▶ _Your goal_
Copy every line that contains the string "Parse" from the entries below.

▶ _Dataset records_

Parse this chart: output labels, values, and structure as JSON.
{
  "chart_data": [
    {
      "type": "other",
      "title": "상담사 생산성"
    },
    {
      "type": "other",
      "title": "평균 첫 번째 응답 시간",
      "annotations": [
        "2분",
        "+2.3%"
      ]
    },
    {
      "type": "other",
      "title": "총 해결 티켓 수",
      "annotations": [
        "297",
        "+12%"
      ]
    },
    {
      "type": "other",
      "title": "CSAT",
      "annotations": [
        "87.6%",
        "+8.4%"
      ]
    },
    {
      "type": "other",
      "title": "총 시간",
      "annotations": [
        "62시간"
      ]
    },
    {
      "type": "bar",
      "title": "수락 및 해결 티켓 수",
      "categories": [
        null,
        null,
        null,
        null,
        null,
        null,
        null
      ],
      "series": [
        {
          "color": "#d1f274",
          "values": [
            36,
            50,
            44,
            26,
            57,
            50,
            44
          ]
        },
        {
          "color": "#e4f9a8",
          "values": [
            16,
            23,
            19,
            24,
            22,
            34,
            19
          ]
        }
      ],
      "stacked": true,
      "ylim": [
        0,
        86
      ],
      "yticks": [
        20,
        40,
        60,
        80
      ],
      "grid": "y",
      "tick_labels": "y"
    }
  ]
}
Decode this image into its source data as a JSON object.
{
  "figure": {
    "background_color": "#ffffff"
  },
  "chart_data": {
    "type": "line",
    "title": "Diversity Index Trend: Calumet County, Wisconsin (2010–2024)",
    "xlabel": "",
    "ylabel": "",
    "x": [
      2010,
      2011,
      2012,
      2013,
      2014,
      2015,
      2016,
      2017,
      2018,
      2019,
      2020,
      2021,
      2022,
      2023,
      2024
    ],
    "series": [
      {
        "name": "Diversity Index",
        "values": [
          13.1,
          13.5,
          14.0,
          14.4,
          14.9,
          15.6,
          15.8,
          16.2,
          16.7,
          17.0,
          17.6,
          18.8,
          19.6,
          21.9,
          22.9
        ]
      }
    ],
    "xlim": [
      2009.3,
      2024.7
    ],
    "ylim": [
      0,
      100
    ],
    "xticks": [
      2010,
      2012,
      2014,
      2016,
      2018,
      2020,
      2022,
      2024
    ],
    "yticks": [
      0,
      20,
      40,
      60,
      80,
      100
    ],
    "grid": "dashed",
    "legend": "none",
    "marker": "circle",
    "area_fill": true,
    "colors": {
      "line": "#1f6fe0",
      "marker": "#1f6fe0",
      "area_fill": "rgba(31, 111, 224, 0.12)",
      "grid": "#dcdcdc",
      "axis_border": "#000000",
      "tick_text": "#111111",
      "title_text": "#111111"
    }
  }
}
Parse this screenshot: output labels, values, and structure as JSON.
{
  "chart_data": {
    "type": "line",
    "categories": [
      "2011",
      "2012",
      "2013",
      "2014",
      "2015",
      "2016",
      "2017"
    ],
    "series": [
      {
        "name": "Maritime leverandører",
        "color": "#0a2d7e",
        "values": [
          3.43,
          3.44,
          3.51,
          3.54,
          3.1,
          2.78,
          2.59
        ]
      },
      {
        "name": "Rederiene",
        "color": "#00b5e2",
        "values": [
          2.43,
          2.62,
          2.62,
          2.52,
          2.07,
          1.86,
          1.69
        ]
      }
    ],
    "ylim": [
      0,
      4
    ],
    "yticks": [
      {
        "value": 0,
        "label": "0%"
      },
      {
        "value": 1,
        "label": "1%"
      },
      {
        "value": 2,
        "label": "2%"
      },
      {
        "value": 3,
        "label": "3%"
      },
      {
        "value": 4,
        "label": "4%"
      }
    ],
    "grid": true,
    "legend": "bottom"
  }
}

▶ _Reply_
Parse this chart: output labels, values, and structure as JSON.
Parse this screenshot: output labels, values, and structure as JSON.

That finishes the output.